_Work required_
Change every "y-tick-label" in the rows below to "y-axis-tick-label", keep everything else the same, and leave the pictures out of your answer.

_Data extract_

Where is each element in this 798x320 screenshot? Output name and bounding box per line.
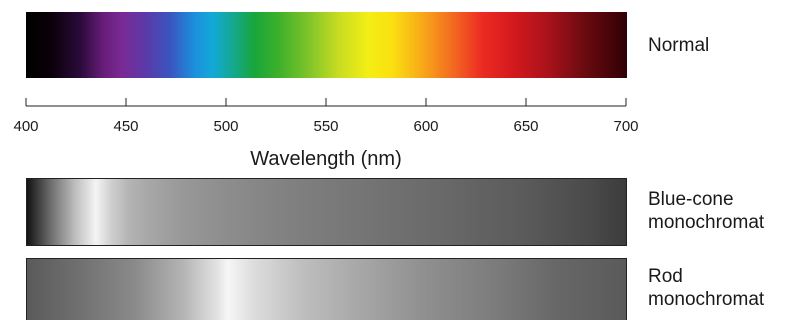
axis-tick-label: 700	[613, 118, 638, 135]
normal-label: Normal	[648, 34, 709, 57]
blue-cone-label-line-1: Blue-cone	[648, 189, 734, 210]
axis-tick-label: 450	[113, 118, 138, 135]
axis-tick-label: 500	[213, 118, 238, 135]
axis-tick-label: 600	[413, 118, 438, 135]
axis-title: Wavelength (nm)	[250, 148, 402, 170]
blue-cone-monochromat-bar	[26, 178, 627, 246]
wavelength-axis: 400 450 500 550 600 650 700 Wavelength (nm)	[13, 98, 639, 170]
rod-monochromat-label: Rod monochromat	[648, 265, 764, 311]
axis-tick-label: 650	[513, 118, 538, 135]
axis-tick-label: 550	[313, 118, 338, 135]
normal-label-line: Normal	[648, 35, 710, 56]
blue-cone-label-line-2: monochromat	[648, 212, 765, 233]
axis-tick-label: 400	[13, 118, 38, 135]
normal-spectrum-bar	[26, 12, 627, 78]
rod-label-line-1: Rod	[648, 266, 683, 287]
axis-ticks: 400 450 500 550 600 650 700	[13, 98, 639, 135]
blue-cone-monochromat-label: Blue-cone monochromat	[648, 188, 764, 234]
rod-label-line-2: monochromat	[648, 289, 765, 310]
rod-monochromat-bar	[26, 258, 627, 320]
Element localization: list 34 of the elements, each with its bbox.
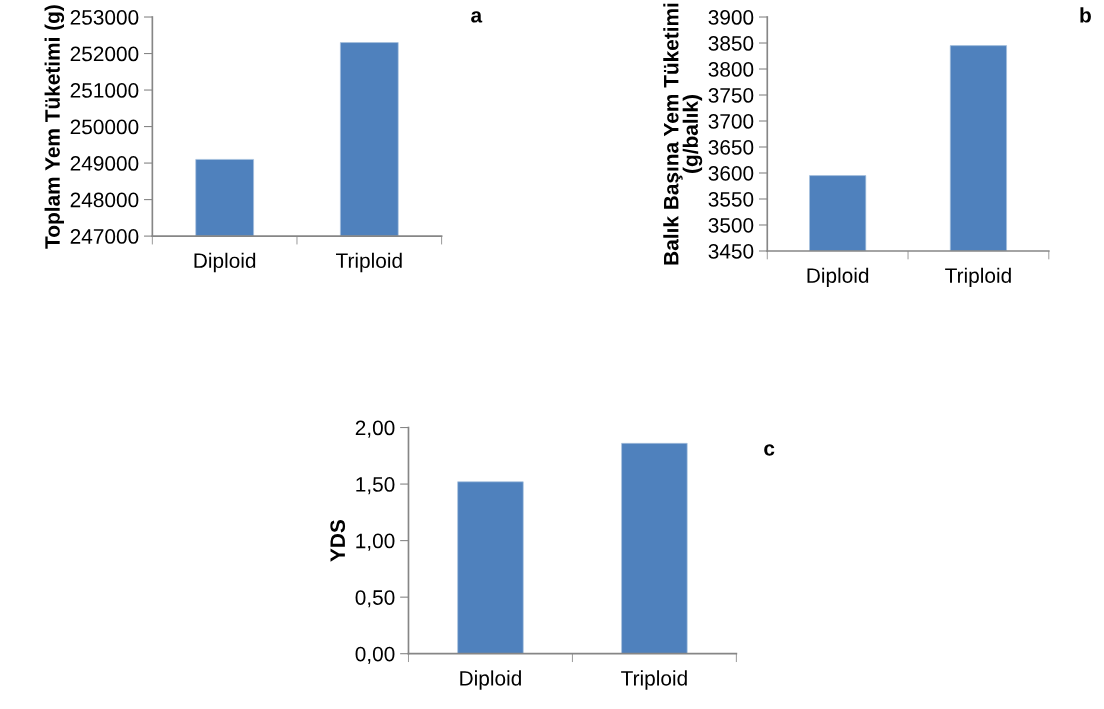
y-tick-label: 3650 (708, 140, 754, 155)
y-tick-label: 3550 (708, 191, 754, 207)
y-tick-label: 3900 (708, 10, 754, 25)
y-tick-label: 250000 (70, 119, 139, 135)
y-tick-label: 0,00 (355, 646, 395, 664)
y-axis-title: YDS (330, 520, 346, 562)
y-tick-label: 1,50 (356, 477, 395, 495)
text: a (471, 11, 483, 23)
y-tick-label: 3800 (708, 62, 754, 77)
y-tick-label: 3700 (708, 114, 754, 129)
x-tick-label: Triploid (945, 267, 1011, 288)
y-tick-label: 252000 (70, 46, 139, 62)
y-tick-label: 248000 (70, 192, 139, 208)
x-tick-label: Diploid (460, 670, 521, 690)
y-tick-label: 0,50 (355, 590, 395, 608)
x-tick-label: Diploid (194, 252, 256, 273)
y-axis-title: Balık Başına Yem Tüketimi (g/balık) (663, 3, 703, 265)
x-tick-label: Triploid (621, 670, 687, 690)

_Task answer_
Where is each element in this 798x320 screenshot? Output name and bounding box per line.
axis-tick-label: 700	[613, 118, 638, 135]
normal-label: Normal	[648, 34, 709, 57]
blue-cone-label-line-1: Blue-cone	[648, 189, 734, 210]
axis-tick-label: 450	[113, 118, 138, 135]
axis-tick-label: 500	[213, 118, 238, 135]
axis-tick-label: 600	[413, 118, 438, 135]
axis-title: Wavelength (nm)	[250, 148, 402, 170]
blue-cone-monochromat-bar	[26, 178, 627, 246]
wavelength-axis: 400 450 500 550 600 650 700 Wavelength (nm)	[13, 98, 639, 170]
rod-monochromat-label: Rod monochromat	[648, 265, 764, 311]
axis-tick-label: 650	[513, 118, 538, 135]
axis-tick-label: 550	[313, 118, 338, 135]
normal-label-line: Normal	[648, 35, 710, 56]
blue-cone-label-line-2: monochromat	[648, 212, 765, 233]
axis-tick-label: 400	[13, 118, 38, 135]
normal-spectrum-bar	[26, 12, 627, 78]
rod-label-line-1: Rod	[648, 266, 683, 287]
axis-ticks: 400 450 500 550 600 650 700	[13, 98, 639, 135]
blue-cone-monochromat-label: Blue-cone monochromat	[648, 188, 764, 234]
rod-label-line-2: monochromat	[648, 289, 765, 310]
rod-monochromat-bar	[26, 258, 627, 320]
Element localization: list 34 of the elements, each with its bbox.
y-axis-tick-label: 3650 (708, 140, 754, 155)
y-axis-tick-label: 3550 (708, 191, 754, 207)
y-axis-tick-label: 3900 (708, 10, 754, 25)
y-axis-tick-label: 250000 (70, 119, 139, 135)
y-axis-tick-label: 0,00 (355, 646, 395, 664)
y-axis-title: YDS (330, 520, 346, 562)
y-axis-tick-label: 1,50 (356, 477, 395, 495)
text: a (471, 11, 483, 23)
y-axis-tick-label: 3800 (708, 62, 754, 77)
y-axis-tick-label: 3700 (708, 114, 754, 129)
x-tick-label: Triploid (945, 267, 1011, 288)
y-axis-tick-label: 252000 (70, 46, 139, 62)
y-axis-tick-label: 248000 (70, 192, 139, 208)
x-tick-label: Diploid (460, 670, 521, 690)
y-axis-tick-label: 0,50 (355, 590, 395, 608)
x-tick-label: Diploid (194, 252, 256, 273)
y-axis-title: Balık Başına Yem Tüketimi (g/balık) (663, 3, 703, 265)
x-tick-label: Triploid (621, 670, 687, 690)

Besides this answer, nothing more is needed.